France, 2019
Réalisateur : Ladj Ly
Scénario : Ladj Ly, Giordano Gederlini, Alexis Manenti
Acteurs : Damien Bonnard, Djebril Didier Zonga, Jeanne Balibar
Distribution : Le Pacte
Durée : 1h42
Genre : Drame
Date de sortie : sans date de sortie
Note : 3,5/5
A chaque film sur la banlieue, ou presque, on évoque La Haine de Matthieu Kassovitz. Comme s’il s’agissait d’une référence indépassable, ou de la seule référence du genre. Il n’a pas fallu bien longtemps pour qu’on commence à entendre des comparaisons entre le film de Ladj Ly, et celui qui aura bientôt 25 ans. Pourtant, s’il s’inscrit dans ses pas, Les Misérables est bien plus qu’un énième « film de banlieue » loué à sortie et vite oublié. Au contraire, gageons qu’il va faire parler de lui, pour son regard perçant sur la situation contemporaine.
Synopsis : Stéphane, tout juste arrivé de Cherbourg, intègre la Brigade Anti-Criminalité de Montfermeil, dans le 93. Il va faire la rencontre de ses nouveaux coéquipiers, Chris et Gwada, deux « Bacqueux » d’expérience. Il découvre rapidement les tensions entre les différents groupes du quartier. Alors qu’ils se trouvent débordés lors d’une interpellation, un drone filme leurs moindres faits et gestes…
A l’origine des Misérables de Ladj Ly, il y a un court-métrage éponyme, avec les mêmes acteurs, sorti en 2017. En effet, le réalisateur vient de réaliser son premier long-métrage, mais est loin d’être débutant : documentariste, notamment pour Clique TV, il a fait parti du collectif Kourtrajmé, groupe pionnier auteur notamment de nombreux clips, et dont sont sortis des cinéastes tels Romain Gavras ou Kim Chapiron.
Cela va de soit, dès le titre : Les Misérables veut faire le portrait d’une frange de la France, comme Victor Hugo en son temps. Pendant une bonne demi-heure, le cinéaste nous emmène à la rencontre de différents groupes : les Gitans, les Frères Musulmans, le « Maire » et son adjoint, les enfants qui jouent … On s’entortille entre les bâtiments de la cité, au bord d’une voiture de la B.A.C., découvrant ce monde en même temps qu’une nouvelle recrue (le talentueux Damien Bonnard).

▸ Exercices:
**a.** D'après la critique des Misérables, en quelle année est sorti le court-métrage éponyme qui est à l'origine du film ?
**b.** Reprenez la critique des Misérables à la suite de sa dernière phrase.
Les lignes ne sont pas nécessaires ici.

▸ Section de données:
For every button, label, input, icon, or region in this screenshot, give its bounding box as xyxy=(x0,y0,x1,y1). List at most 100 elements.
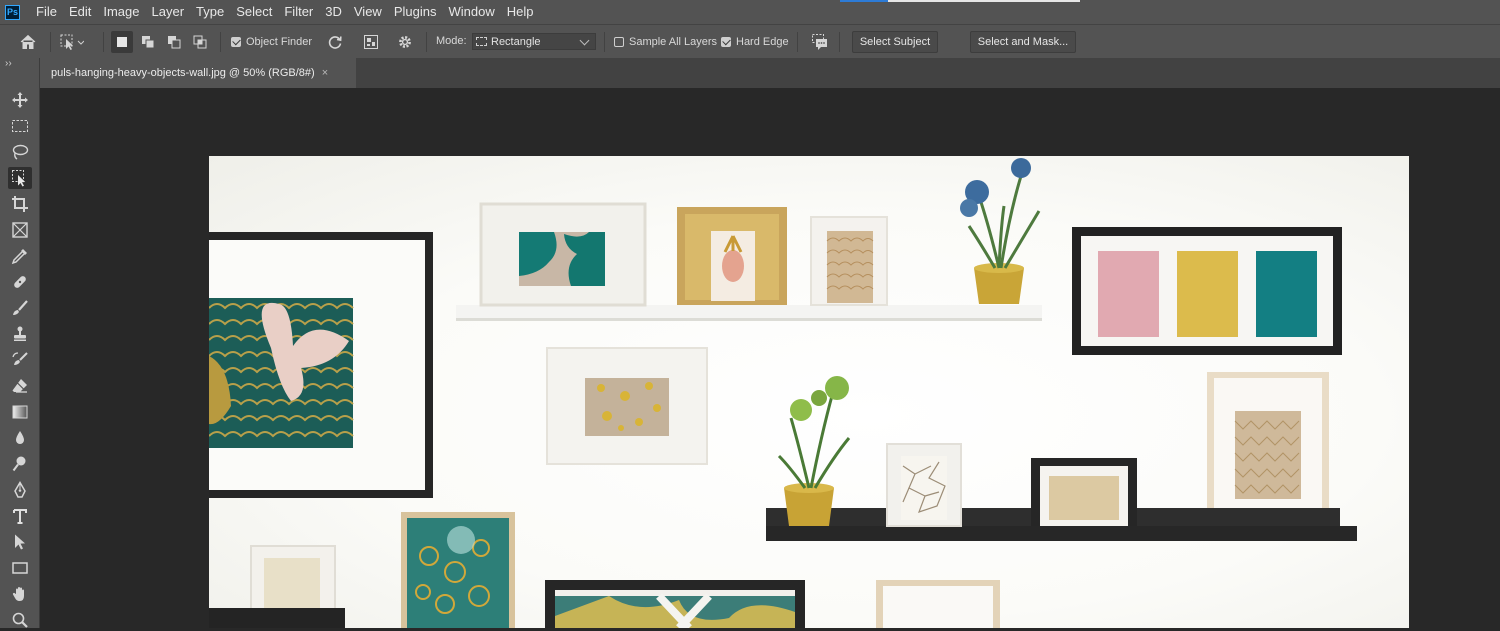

▸ Réponses par exercice:
**a.** En 2017.

**b.**
Un monde à la fois si proche, et si loin pour la majorité des festivaliers qui, comme nous, s’émeuvent de la misère de ses concitoyens le temps d’une séance dans une salle majestueuse, parfois lors d’une séance de gala. Mais après tout, c’est peut-être la grande force de Cannes : mêler ce qu’ont de plus vain les paillettes à des prises de conscience (en tout cas, on le souhaite fort). Les Misérables ne seront peut-être qu’une prise de conscience de plus sur la situation de certains quartiers, mais peut-être que cette goutte d’eau aura l’effet d’une vague. Difficile de le savoir, impossible de le prédire.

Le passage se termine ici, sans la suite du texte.